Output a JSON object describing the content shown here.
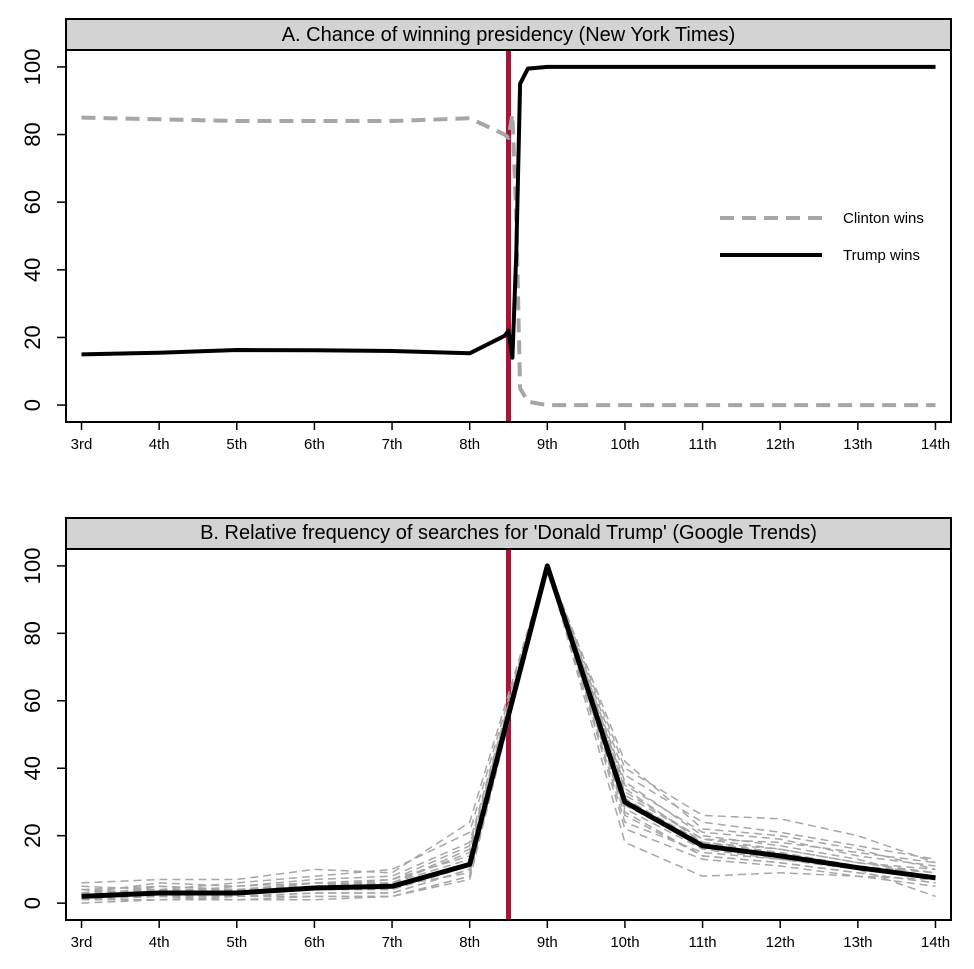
{
  "chart_data": [
    {
      "type": "line",
      "title": "A. Chance of winning presidency (New York Times)",
      "x_categories": [
        "3rd",
        "4th",
        "5th",
        "6th",
        "7th",
        "8th",
        "9th",
        "10th",
        "11th",
        "12th",
        "13th",
        "14th"
      ],
      "yticks": [
        0,
        20,
        40,
        60,
        80,
        100
      ],
      "ylim": [
        -5,
        105
      ],
      "xlim": [
        0.8,
        12.2
      ],
      "reference_line": {
        "x": 6.5,
        "color": "#a0173a"
      },
      "legend": {
        "position": "right",
        "entries": [
          "Clinton wins",
          "Trump wins"
        ]
      },
      "series": [
        {
          "name": "Clinton wins",
          "color": "#a6a6a6",
          "style": "dashed",
          "points": [
            [
              1,
              85
            ],
            [
              2,
              84.5
            ],
            [
              3,
              84
            ],
            [
              4,
              84
            ],
            [
              5,
              84
            ],
            [
              6,
              84.8
            ],
            [
              6.45,
              80
            ],
            [
              6.5,
              79
            ],
            [
              6.55,
              86
            ],
            [
              6.6,
              55
            ],
            [
              6.65,
              5
            ],
            [
              6.75,
              1
            ],
            [
              7,
              0
            ],
            [
              8,
              0
            ],
            [
              9,
              0
            ],
            [
              10,
              0
            ],
            [
              11,
              0
            ],
            [
              12,
              0
            ]
          ]
        },
        {
          "name": "Trump wins",
          "color": "#000000",
          "style": "solid",
          "points": [
            [
              1,
              15
            ],
            [
              2,
              15.5
            ],
            [
              3,
              16.3
            ],
            [
              4,
              16.2
            ],
            [
              5,
              16
            ],
            [
              6,
              15.3
            ],
            [
              6.45,
              20.5
            ],
            [
              6.5,
              22
            ],
            [
              6.55,
              14
            ],
            [
              6.6,
              45
            ],
            [
              6.65,
              95
            ],
            [
              6.75,
              99.5
            ],
            [
              7,
              100
            ],
            [
              8,
              100
            ],
            [
              9,
              100
            ],
            [
              10,
              100
            ],
            [
              11,
              100
            ],
            [
              12,
              100
            ]
          ]
        }
      ]
    },
    {
      "type": "line",
      "title": "B. Relative frequency of searches for 'Donald Trump' (Google Trends)",
      "x_categories": [
        "3rd",
        "4th",
        "5th",
        "6th",
        "7th",
        "8th",
        "9th",
        "10th",
        "11th",
        "12th",
        "13th",
        "14th"
      ],
      "yticks": [
        0,
        20,
        40,
        60,
        80,
        100
      ],
      "ylim": [
        -5,
        105
      ],
      "xlim": [
        0.8,
        12.2
      ],
      "reference_line": {
        "x": 6.5,
        "color": "#a0173a"
      },
      "main_series": {
        "color": "#000000",
        "style": "solid",
        "values": [
          2,
          3,
          3,
          4.5,
          5,
          11.5,
          100,
          30,
          17,
          14,
          10.5,
          7.5
        ]
      },
      "background_series_style": {
        "color": "#a6a6a6",
        "style": "dashed"
      },
      "background_series": [
        [
          4,
          5,
          4,
          6,
          6,
          15,
          100,
          40,
          26,
          25,
          20,
          12
        ],
        [
          6,
          7,
          7,
          10,
          9,
          24,
          100,
          38,
          24,
          21,
          17,
          13
        ],
        [
          1,
          1,
          2,
          2,
          2,
          8,
          100,
          18,
          8,
          9,
          8,
          7
        ],
        [
          3,
          4,
          4,
          5,
          6,
          13,
          100,
          33,
          19,
          16,
          12,
          9
        ],
        [
          2,
          2,
          2,
          3,
          3,
          10,
          100,
          26,
          14,
          12,
          9,
          6
        ],
        [
          4,
          3,
          5,
          7,
          8,
          18,
          100,
          35,
          21,
          19,
          14,
          11
        ],
        [
          1,
          2,
          1,
          2,
          2,
          8,
          100,
          22,
          13,
          11,
          8,
          5
        ],
        [
          3,
          6,
          5,
          6,
          7,
          14,
          100,
          31,
          18,
          15,
          11,
          8
        ],
        [
          2,
          3,
          3,
          4,
          4,
          11,
          100,
          28,
          16,
          13,
          10,
          8
        ],
        [
          5,
          4,
          6,
          8,
          10,
          21,
          100,
          42,
          22,
          20,
          16,
          10
        ],
        [
          0,
          1,
          1,
          1,
          2,
          7,
          100,
          24,
          15,
          13,
          11,
          9
        ],
        [
          3,
          4,
          3,
          4,
          5,
          12,
          100,
          29,
          17,
          14,
          10,
          2
        ],
        [
          2,
          5,
          4,
          5,
          6,
          16,
          100,
          36,
          20,
          17,
          13,
          7
        ],
        [
          4,
          2,
          3,
          6,
          5,
          9,
          100,
          27,
          14,
          12,
          9,
          6
        ],
        [
          1,
          3,
          2,
          3,
          3,
          10,
          100,
          32,
          19,
          18,
          15,
          12
        ],
        [
          3,
          2,
          4,
          5,
          7,
          17,
          100,
          34,
          18,
          16,
          12,
          10
        ]
      ]
    }
  ]
}
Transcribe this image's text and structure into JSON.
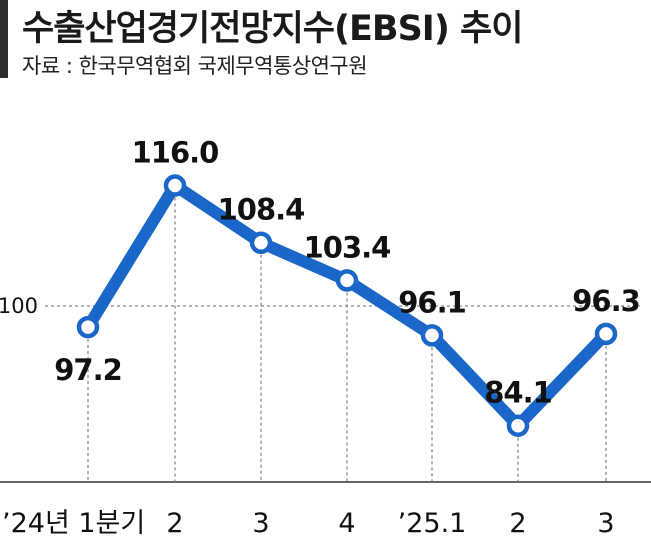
{
  "header": {
    "title": "수출산업경기전망지수(EBSI) 추이",
    "source": "자료 : 한국무역협회 국제무역통상연구원"
  },
  "colors": {
    "line": "#1b66c9",
    "text": "#111111",
    "grid": "#888888"
  },
  "chart_data": {
    "type": "line",
    "title": "수출산업경기전망지수(EBSI) 추이",
    "categories": [
      "’24년 1분기",
      "2",
      "3",
      "4",
      "’25.1",
      "2",
      "3"
    ],
    "values": [
      97.2,
      116.0,
      108.4,
      103.4,
      96.1,
      84.1,
      96.3
    ],
    "value_labels": [
      "97.2",
      "116.0",
      "108.4",
      "103.4",
      "96.1",
      "84.1",
      "96.3"
    ],
    "yticks": [
      100
    ],
    "ytick_labels": [
      "100"
    ],
    "ylim": [
      80,
      122
    ],
    "grid": true
  }
}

··········

Short problem:
Transcribe the records word for word and include no pictures.

Full output:
Output a JSON object describing the content shown here.
{
  "chart_data": [
    {
      "type": "line",
      "title": "A. Chance of winning presidency (New York Times)",
      "x_categories": [
        "3rd",
        "4th",
        "5th",
        "6th",
        "7th",
        "8th",
        "9th",
        "10th",
        "11th",
        "12th",
        "13th",
        "14th"
      ],
      "yticks": [
        0,
        20,
        40,
        60,
        80,
        100
      ],
      "ylim": [
        -5,
        105
      ],
      "xlim": [
        0.8,
        12.2
      ],
      "reference_line": {
        "x": 6.5,
        "color": "#a0173a"
      },
      "legend": {
        "position": "right",
        "entries": [
          "Clinton wins",
          "Trump wins"
        ]
      },
      "series": [
        {
          "name": "Clinton wins",
          "color": "#a6a6a6",
          "style": "dashed",
          "points": [
            [
              1,
              85
            ],
            [
              2,
              84.5
            ],
            [
              3,
              84
            ],
            [
              4,
              84
            ],
            [
              5,
              84
            ],
            [
              6,
              84.8
            ],
            [
              6.45,
              80
            ],
            [
              6.5,
              79
            ],
            [
              6.55,
              86
            ],
            [
              6.6,
              55
            ],
            [
              6.65,
              5
            ],
            [
              6.75,
              1
            ],
            [
              7,
              0
            ],
            [
              8,
              0
            ],
            [
              9,
              0
            ],
            [
              10,
              0
            ],
            [
              11,
              0
            ],
            [
              12,
              0
            ]
          ]
        },
        {
          "name": "Trump wins",
          "color": "#000000",
          "style": "solid",
          "points": [
            [
              1,
              15
            ],
            [
              2,
              15.5
            ],
            [
              3,
              16.3
            ],
            [
              4,
              16.2
            ],
            [
              5,
              16
            ],
            [
              6,
              15.3
            ],
            [
              6.45,
              20.5
            ],
            [
              6.5,
              22
            ],
            [
              6.55,
              14
            ],
            [
              6.6,
              45
            ],
            [
              6.65,
              95
            ],
            [
              6.75,
              99.5
            ],
            [
              7,
              100
            ],
            [
              8,
              100
            ],
            [
              9,
              100
            ],
            [
              10,
              100
            ],
            [
              11,
              100
            ],
            [
              12,
              100
            ]
          ]
        }
      ]
    },
    {
      "type": "line",
      "title": "B. Relative frequency of searches for 'Donald Trump' (Google Trends)",
      "x_categories": [
        "3rd",
        "4th",
        "5th",
        "6th",
        "7th",
        "8th",
        "9th",
        "10th",
        "11th",
        "12th",
        "13th",
        "14th"
      ],
      "yticks": [
        0,
        20,
        40,
        60,
        80,
        100
      ],
      "ylim": [
        -5,
        105
      ],
      "xlim": [
        0.8,
        12.2
      ],
      "reference_line": {
        "x": 6.5,
        "color": "#a0173a"
      },
      "main_series": {
        "color": "#000000",
        "style": "solid",
        "values": [
          2,
          3,
          3,
          4.5,
          5,
          11.5,
          100,
          30,
          17,
          14,
          10.5,
          7.5
        ]
      },
      "background_series_style": {
        "color": "#a6a6a6",
        "style": "dashed"
      },
      "background_series": [
        [
          4,
          5,
          4,
          6,
          6,
          15,
          100,
          40,
          26,
          25,
          20,
          12
        ],
        [
          6,
          7,
          7,
          10,
          9,
          24,
          100,
          38,
          24,
          21,
          17,
          13
        ],
        [
          1,
          1,
          2,
          2,
          2,
          8,
          100,
          18,
          8,
          9,
          8,
          7
        ],
        [
          3,
          4,
          4,
          5,
          6,
          13,
          100,
          33,
          19,
          16,
          12,
          9
        ],
        [
          2,
          2,
          2,
          3,
          3,
          10,
          100,
          26,
          14,
          12,
          9,
          6
        ],
        [
          4,
          3,
          5,
          7,
          8,
          18,
          100,
          35,
          21,
          19,
          14,
          11
        ],
        [
          1,
          2,
          1,
          2,
          2,
          8,
          100,
          22,
          13,
          11,
          8,
          5
        ],
        [
          3,
          6,
          5,
          6,
          7,
          14,
          100,
          31,
          18,
          15,
          11,
          8
        ],
        [
          2,
          3,
          3,
          4,
          4,
          11,
          100,
          28,
          16,
          13,
          10,
          8
        ],
        [
          5,
          4,
          6,
          8,
          10,
          21,
          100,
          42,
          22,
          20,
          16,
          10
        ],
        [
          0,
          1,
          1,
          1,
          2,
          7,
          100,
          24,
          15,
          13,
          11,
          9
        ],
        [
          3,
          4,
          3,
          4,
          5,
          12,
          100,
          29,
          17,
          14,
          10,
          2
        ],
        [
          2,
          5,
          4,
          5,
          6,
          16,
          100,
          36,
          20,
          17,
          13,
          7
        ],
        [
          4,
          2,
          3,
          6,
          5,
          9,
          100,
          27,
          14,
          12,
          9,
          6
        ],
        [
          1,
          3,
          2,
          3,
          3,
          10,
          100,
          32,
          19,
          18,
          15,
          12
        ],
        [
          3,
          2,
          4,
          5,
          7,
          17,
          100,
          34,
          18,
          16,
          12,
          10
        ]
      ]
    }
  ]
}
Transcribe this image's text and structure into JSON.
{
  "header": {
    "title": "수출산업경기전망지수(EBSI) 추이",
    "source": "자료 : 한국무역협회 국제무역통상연구원"
  },
  "colors": {
    "line": "#1b66c9",
    "text": "#111111",
    "grid": "#888888"
  },
  "chart_data": {
    "type": "line",
    "title": "수출산업경기전망지수(EBSI) 추이",
    "categories": [
      "’24년 1분기",
      "2",
      "3",
      "4",
      "’25.1",
      "2",
      "3"
    ],
    "values": [
      97.2,
      116.0,
      108.4,
      103.4,
      96.1,
      84.1,
      96.3
    ],
    "value_labels": [
      "97.2",
      "116.0",
      "108.4",
      "103.4",
      "96.1",
      "84.1",
      "96.3"
    ],
    "yticks": [
      100
    ],
    "ytick_labels": [
      "100"
    ],
    "ylim": [
      80,
      122
    ],
    "grid": true
  }
}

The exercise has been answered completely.